■ **GOAL A**
Rewrite the camera forum thread from "Colorblinded" down to "I wont complain.", swapping "discount" for "rebate".
--- Begin TEXT EXCERPT ---
Canon EOS Digital Rebel XT (Black) (http://www.bhphotovideo.com/bnh/controller/home?O=cart&A=details&Q=&sku=371189&is=REG)
Canon USA Normal EF 50mm f/1.8 II Autofocus Lens (http://www.bhphotovideo.com/bnh/controller/home?O=cart&A=details&Q=&sku=12142&is=USA)
Canon Zoom Wide Angle-Telephoto EF 28-105mm f/3.5-4.5 II USM Autofocus Lens (http://www.bhphotovideo.com/bnh/controller/home?O=cart&A=details&Q=&sku=206434&is=USA)
Petal Lens Hood for above Lens (http://www.bhphotovideo.com/bnh/controller/home?O=cart&A=details&Q=&sku=162031&is=REG)
I also picked up a Tungsten 3 piece light kit that I saw in a thread here, along with a Canon backpack, 4gb CF Card, and basic tripod.

I am truly a camera noob, but I hopefully made some good decisions. Much of the above stuff was recommended to me here, but some was not. So... thoughts?

Rich

Stime187
11-29-2007, 07:19 PM
That sounds like some pretty good stuff. You might consider picking up a remote release at some point. But otherwise, I think you're set.

Congrats!

Now shoot something and post it!

Colorblinded
11-29-2007, 07:24 PM
I motion for a name change, that's not the nifty fifty, that's the thrifty fifty. It's gotta be a 1.4 to be nifty! :lol:

Any better and it's a fancy fifty.

Colonel Lingus
11-29-2007, 07:33 PM
Updated. Also, I got a discount on the whole order. My company actually sells products through B&H, so I made a few calls. I ended up getting 8% off the whole order. I wont complain.

Colonel Lingus
11-29-2007, 07:34 PM
That sounds like some pretty good stuff. You might consider picking up a remote release at some point. But otherwise, I think you're set.

Congrats!

Now shoot something and post it!


The only other items I anticipate "needing" would be the IR remote, as well as the battery pack for a fuller feel. I figured I would toss around the regular XT body for a while, to see how it fared.

Colonel Lingus
11-29-2007, 07:35 PM
...Guess I should not impulsively post. The entire shipment will arrive tomorrow, so I will get to play around with it all weekend. I am looking forward to getting a feel for it, and see if I can produce something that doesn't look like crap on a stick.

Stime187
11-29-2007, 07:45 PM
as well as the battery pack for a fuller feel. I figured I would toss around the regular XT body for a while, to see how it fared.


I've never understood why so many people want/have the battery pack add-on. My battery rarely dies (I have spares) and it just adds weight/bulk to the camera.. plus its a couple hundred bucks more. But hey, if you want it, go for it.

subimatt
11-29-2007, 07:57 PM
Congrats! I own/ owned most of that stuff, so if you have any questions... you know.. ask.

Stime187
11-29-2007, 08:02 PM
Congrats! I own/ owned most of that stuff, so if you have any questions... you know.. ask.
--- End TEXT EXCERPT ---
--- Begin DATA FOR THIS TASK ---
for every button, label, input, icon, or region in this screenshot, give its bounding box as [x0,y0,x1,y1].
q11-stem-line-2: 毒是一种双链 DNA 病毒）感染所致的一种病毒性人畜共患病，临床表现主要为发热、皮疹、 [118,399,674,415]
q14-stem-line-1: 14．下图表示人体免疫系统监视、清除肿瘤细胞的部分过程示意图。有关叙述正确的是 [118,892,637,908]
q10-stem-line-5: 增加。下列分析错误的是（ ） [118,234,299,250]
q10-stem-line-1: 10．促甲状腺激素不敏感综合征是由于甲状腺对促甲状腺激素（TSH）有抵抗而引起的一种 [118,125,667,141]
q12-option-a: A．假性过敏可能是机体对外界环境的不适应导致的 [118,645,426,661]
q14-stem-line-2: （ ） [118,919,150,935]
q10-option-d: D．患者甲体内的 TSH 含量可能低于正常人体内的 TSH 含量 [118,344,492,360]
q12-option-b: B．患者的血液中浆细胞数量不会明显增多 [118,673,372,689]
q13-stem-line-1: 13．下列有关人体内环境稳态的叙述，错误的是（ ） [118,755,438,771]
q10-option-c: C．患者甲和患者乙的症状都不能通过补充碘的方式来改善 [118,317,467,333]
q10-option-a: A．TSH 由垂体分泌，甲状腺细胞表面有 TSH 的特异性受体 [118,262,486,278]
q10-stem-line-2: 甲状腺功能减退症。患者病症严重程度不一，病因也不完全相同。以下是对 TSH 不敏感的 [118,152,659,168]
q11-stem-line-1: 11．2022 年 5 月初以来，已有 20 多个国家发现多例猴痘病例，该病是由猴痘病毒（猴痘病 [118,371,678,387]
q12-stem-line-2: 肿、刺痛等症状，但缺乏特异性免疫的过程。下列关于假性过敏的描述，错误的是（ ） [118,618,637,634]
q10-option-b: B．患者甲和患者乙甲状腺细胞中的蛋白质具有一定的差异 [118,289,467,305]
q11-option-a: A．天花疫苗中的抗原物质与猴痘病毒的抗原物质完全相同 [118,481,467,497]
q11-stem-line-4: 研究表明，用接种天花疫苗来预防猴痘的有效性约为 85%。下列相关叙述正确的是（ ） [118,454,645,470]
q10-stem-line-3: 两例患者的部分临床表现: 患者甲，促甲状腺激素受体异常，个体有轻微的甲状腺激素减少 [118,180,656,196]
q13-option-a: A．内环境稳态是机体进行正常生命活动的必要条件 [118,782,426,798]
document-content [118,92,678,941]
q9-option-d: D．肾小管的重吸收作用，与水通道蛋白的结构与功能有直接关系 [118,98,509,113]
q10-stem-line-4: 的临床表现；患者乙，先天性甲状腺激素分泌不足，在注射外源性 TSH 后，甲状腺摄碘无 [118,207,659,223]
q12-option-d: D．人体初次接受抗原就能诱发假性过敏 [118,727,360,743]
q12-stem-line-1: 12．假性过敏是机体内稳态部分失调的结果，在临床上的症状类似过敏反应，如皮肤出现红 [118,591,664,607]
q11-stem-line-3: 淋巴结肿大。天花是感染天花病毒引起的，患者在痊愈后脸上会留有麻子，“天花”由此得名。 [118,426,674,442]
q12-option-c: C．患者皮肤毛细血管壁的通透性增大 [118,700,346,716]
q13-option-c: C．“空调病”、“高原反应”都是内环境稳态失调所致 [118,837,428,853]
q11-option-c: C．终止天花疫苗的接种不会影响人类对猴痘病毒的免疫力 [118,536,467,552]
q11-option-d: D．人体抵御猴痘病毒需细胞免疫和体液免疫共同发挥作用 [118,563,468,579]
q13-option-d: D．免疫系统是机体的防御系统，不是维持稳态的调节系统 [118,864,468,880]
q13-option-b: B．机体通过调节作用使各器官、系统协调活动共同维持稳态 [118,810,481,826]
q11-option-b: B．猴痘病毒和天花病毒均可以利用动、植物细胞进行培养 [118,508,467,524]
--- End DATA FOR THIS TASK ---
■ **GOAL B**
Put the rows from the first one down to the line containing "q10-option-d: D．患者甲体内的 TSH" into a Markdown table with the columns Row and Line, skipping blank lines.

■ **CORRECT RESULT A**
Colorblinded
11-29-2007, 07:24 PM
I motion for a name change, that's not the nifty fifty, that's the thrifty fifty. It's gotta be a 1.4 to be nifty! :lol:

Any better and it's a fancy fifty.

Colonel Lingus
11-29-2007, 07:33 PM
Updated. Also, I got a rebate on the whole order. My company actually sells products through B&H, so I made a few calls. I ended up getting 8% off the whole order. I wont complain.

■ **CORRECT RESULT B**
| Row | Line |
|---|---|
| 1 | for every button, label, input, icon, or region in this screenshot, give its bounding box as [x0,y0,x1,y1]. |
| 2 | q11-stem-line-2: 毒是一种双链 DNA 病毒）感染所致的一种病毒性人畜共患病，临床表现主要为发热、皮疹、 [118,399,674,415] |
| 3 | q14-stem-line-1: 14．下图表示人体免疫系统监视、清除肿瘤细胞的部分过程示意图。有关叙述正确的是 [118,892,637,908] |
| 4 | q10-stem-line-5: 增加。下列分析错误的是（ ） [118,234,299,250] |
| 5 | q10-stem-line-1: 10．促甲状腺激素不敏感综合征是由于甲状腺对促甲状腺激素（TSH）有抵抗而引起的一种 [118,125,667,141] |
| 6 | q12-option-a: A．假性过敏可能是机体对外界环境的不适应导致的 [118,645,426,661] |
| 7 | q14-stem-line-2: （ ） [118,919,150,935] |
| 8 | q10-option-d: D．患者甲体内的 TSH 含量可能低于正常人体内的 TSH 含量 [118,344,492,360] |